DO THIS:
Read the entries below and pull out each line with the string "Else".

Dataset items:
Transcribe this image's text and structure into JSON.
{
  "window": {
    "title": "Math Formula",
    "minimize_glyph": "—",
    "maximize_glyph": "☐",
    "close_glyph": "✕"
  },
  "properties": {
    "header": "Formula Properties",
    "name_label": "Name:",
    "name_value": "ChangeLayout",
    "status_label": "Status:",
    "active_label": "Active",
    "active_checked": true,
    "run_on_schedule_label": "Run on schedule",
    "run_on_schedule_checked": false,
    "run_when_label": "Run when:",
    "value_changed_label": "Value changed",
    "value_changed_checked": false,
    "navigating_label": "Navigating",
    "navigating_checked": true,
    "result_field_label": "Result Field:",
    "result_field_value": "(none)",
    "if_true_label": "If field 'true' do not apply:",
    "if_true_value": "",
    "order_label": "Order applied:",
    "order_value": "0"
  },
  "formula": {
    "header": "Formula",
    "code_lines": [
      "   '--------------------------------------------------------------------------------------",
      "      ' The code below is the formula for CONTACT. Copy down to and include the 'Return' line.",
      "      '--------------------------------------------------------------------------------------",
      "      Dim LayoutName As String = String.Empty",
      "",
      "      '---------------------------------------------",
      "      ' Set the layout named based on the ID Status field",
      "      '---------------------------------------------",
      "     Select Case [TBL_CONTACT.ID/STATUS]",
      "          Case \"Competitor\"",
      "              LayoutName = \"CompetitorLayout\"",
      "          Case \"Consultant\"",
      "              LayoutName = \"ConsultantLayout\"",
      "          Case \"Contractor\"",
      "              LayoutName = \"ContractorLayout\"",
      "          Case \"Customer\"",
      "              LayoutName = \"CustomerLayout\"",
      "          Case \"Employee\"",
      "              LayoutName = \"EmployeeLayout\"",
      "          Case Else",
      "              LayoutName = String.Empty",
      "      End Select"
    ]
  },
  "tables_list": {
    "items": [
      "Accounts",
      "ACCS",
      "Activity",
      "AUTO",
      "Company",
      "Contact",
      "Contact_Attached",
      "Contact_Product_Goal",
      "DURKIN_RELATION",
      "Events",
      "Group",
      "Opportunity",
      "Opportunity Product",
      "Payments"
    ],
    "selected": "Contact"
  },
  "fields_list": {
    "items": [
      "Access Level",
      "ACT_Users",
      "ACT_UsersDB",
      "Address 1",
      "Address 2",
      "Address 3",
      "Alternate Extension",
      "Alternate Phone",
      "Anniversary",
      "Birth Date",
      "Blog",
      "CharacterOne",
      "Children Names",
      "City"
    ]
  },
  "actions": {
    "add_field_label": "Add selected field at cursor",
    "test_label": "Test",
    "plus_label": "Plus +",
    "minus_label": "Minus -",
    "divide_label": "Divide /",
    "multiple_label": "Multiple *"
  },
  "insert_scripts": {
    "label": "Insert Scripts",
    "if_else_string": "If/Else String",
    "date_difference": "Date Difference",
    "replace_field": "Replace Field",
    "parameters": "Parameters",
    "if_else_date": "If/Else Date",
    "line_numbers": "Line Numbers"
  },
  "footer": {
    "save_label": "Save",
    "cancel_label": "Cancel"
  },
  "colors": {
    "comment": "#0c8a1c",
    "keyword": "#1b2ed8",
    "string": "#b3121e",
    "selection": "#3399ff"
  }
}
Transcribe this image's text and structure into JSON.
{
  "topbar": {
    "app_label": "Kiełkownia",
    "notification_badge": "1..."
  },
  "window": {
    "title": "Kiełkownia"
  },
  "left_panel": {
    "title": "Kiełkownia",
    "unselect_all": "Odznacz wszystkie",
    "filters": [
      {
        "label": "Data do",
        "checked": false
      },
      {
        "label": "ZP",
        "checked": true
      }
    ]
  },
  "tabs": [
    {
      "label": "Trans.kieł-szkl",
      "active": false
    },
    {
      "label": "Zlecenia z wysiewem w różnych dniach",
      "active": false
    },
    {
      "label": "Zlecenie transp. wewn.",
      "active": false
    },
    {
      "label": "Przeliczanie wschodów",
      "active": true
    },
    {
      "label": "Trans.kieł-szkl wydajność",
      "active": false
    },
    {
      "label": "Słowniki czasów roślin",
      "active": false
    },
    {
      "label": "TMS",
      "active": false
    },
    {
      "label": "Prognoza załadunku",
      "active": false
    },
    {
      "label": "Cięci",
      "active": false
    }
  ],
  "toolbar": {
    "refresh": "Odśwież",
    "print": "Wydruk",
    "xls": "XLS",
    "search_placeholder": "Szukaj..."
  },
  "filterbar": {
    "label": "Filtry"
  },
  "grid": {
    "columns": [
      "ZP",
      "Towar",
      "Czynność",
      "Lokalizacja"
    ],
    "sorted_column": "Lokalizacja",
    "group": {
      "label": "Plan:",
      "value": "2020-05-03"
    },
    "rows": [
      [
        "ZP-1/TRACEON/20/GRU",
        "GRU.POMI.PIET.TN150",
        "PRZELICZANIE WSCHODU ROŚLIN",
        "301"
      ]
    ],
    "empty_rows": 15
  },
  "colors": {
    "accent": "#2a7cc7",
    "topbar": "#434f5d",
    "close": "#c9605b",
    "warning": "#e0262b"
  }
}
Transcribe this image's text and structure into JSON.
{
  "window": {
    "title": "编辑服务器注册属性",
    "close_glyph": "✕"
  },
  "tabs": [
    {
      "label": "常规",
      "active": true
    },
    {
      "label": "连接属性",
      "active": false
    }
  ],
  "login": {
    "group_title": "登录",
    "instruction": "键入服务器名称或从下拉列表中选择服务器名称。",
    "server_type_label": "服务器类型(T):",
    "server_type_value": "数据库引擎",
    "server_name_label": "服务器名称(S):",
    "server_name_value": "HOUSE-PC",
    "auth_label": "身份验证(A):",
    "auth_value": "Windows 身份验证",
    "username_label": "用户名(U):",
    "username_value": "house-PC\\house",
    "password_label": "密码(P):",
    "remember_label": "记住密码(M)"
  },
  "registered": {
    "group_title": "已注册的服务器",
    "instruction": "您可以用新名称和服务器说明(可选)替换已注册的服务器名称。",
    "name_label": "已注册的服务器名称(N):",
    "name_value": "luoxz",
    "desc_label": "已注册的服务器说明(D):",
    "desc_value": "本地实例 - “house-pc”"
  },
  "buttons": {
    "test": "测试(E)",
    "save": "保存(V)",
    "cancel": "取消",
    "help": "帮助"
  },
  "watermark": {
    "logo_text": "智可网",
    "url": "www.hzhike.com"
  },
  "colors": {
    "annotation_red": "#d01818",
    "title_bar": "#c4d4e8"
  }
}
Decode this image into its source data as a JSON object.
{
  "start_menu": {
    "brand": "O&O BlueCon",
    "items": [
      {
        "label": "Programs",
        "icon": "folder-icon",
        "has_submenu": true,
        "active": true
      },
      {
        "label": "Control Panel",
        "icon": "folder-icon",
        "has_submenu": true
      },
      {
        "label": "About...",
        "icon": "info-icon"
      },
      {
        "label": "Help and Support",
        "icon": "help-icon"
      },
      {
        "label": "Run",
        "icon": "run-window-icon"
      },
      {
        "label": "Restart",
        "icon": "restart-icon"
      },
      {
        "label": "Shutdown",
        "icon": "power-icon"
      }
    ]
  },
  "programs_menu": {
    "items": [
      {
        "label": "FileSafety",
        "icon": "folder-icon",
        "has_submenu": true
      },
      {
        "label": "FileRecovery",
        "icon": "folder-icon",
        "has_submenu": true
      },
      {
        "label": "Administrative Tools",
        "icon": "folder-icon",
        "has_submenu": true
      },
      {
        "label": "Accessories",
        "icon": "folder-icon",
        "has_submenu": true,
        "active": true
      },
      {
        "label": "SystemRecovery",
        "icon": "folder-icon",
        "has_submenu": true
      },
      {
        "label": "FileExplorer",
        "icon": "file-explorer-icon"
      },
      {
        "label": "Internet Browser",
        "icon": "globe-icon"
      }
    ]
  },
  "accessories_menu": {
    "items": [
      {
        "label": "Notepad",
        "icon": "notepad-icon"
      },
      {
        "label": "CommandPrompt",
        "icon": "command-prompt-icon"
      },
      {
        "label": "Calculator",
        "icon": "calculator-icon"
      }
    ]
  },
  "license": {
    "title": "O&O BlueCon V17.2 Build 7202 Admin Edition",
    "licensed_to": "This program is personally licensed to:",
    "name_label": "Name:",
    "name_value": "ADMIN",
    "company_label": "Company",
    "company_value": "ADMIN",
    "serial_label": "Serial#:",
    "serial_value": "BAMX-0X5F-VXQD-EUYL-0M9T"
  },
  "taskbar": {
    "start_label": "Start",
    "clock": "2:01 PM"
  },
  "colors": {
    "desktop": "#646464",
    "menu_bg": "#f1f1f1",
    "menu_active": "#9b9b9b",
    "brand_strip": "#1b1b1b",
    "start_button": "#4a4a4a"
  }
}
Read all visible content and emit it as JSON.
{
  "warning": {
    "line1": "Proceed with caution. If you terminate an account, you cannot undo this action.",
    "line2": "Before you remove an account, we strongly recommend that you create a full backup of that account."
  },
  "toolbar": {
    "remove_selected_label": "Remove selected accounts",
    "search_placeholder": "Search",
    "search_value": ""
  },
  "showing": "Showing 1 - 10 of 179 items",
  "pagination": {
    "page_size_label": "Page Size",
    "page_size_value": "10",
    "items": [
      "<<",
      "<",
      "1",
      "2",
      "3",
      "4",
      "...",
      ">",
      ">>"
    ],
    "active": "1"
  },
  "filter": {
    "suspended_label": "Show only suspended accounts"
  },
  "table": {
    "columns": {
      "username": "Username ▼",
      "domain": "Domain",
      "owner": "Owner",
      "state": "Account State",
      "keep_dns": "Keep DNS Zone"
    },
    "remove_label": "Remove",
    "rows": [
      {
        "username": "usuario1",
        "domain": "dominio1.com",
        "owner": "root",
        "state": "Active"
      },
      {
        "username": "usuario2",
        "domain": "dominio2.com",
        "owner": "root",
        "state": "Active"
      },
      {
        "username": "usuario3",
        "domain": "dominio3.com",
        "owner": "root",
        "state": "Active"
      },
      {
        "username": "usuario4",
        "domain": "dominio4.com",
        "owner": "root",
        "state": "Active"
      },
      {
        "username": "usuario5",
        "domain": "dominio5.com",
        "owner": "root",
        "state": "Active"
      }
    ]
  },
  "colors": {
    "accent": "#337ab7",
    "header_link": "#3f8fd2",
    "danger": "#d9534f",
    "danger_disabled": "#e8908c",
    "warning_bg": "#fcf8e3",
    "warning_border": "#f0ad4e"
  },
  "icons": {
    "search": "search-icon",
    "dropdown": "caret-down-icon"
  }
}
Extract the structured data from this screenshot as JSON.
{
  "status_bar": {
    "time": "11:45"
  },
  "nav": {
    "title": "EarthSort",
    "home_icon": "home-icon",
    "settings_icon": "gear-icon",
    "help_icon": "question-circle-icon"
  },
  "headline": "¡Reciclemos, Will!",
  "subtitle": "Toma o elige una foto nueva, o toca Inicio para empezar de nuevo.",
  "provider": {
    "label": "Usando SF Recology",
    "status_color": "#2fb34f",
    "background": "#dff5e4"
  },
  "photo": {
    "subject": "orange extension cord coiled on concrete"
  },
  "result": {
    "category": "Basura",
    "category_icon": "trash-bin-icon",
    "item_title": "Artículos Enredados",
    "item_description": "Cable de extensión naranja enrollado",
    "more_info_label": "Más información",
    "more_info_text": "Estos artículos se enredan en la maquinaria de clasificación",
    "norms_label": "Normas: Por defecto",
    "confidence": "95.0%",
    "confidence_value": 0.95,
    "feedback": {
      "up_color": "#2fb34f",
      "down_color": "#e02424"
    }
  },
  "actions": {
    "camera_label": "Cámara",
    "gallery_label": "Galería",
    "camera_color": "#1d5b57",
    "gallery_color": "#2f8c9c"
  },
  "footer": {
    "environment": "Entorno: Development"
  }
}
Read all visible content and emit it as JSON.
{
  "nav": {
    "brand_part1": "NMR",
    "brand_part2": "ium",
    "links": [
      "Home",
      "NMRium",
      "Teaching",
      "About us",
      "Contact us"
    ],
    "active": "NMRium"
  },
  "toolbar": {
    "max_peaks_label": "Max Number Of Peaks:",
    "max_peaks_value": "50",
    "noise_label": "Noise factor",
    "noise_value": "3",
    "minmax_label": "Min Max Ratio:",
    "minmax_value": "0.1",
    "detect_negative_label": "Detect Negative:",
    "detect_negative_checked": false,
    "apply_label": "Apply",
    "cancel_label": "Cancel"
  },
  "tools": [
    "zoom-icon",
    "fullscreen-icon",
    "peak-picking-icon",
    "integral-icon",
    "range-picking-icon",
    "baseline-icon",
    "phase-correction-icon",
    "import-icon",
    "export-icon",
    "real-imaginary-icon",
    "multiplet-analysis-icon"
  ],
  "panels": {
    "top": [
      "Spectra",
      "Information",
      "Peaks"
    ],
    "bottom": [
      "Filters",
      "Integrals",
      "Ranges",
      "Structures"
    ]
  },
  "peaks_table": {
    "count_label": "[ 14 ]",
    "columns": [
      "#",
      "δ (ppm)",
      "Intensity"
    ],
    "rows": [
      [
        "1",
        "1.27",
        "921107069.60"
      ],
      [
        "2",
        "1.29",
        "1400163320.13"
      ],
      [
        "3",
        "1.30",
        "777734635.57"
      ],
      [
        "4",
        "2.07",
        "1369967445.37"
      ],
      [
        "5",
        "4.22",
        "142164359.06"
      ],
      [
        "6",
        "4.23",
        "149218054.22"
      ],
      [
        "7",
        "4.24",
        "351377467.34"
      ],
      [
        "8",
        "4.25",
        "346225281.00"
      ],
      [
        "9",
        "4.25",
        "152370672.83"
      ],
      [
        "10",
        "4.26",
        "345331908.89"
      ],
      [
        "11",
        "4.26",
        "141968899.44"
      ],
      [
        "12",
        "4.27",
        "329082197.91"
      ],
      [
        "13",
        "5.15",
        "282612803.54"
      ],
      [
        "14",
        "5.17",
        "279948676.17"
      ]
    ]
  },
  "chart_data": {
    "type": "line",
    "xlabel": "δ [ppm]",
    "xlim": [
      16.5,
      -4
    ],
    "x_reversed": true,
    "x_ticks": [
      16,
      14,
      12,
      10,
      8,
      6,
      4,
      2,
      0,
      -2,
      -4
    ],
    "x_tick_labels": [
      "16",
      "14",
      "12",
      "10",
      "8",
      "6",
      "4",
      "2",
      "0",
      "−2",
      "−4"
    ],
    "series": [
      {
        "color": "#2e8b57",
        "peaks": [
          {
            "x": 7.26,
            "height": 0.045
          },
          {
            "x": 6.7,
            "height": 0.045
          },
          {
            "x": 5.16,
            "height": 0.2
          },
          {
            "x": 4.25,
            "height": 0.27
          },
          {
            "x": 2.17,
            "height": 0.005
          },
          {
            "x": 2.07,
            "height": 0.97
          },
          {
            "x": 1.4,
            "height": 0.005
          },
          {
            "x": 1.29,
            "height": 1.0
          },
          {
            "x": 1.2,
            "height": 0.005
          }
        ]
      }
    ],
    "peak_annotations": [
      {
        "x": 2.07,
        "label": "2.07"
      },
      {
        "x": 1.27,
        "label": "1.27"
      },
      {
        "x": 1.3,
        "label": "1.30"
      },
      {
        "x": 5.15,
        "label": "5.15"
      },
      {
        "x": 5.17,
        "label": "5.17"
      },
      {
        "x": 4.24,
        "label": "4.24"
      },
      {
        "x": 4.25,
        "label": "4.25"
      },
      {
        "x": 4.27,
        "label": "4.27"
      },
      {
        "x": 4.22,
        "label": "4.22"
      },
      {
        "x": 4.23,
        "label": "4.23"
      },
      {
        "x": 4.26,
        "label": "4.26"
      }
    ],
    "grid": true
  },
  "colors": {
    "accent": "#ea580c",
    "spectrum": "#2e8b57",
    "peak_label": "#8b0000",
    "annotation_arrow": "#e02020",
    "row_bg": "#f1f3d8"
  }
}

OUTPUT FOR THIS TASK:
      "          Case Else",
    "if_else_string": "If/Else String",
    "if_else_date": "If/Else Date",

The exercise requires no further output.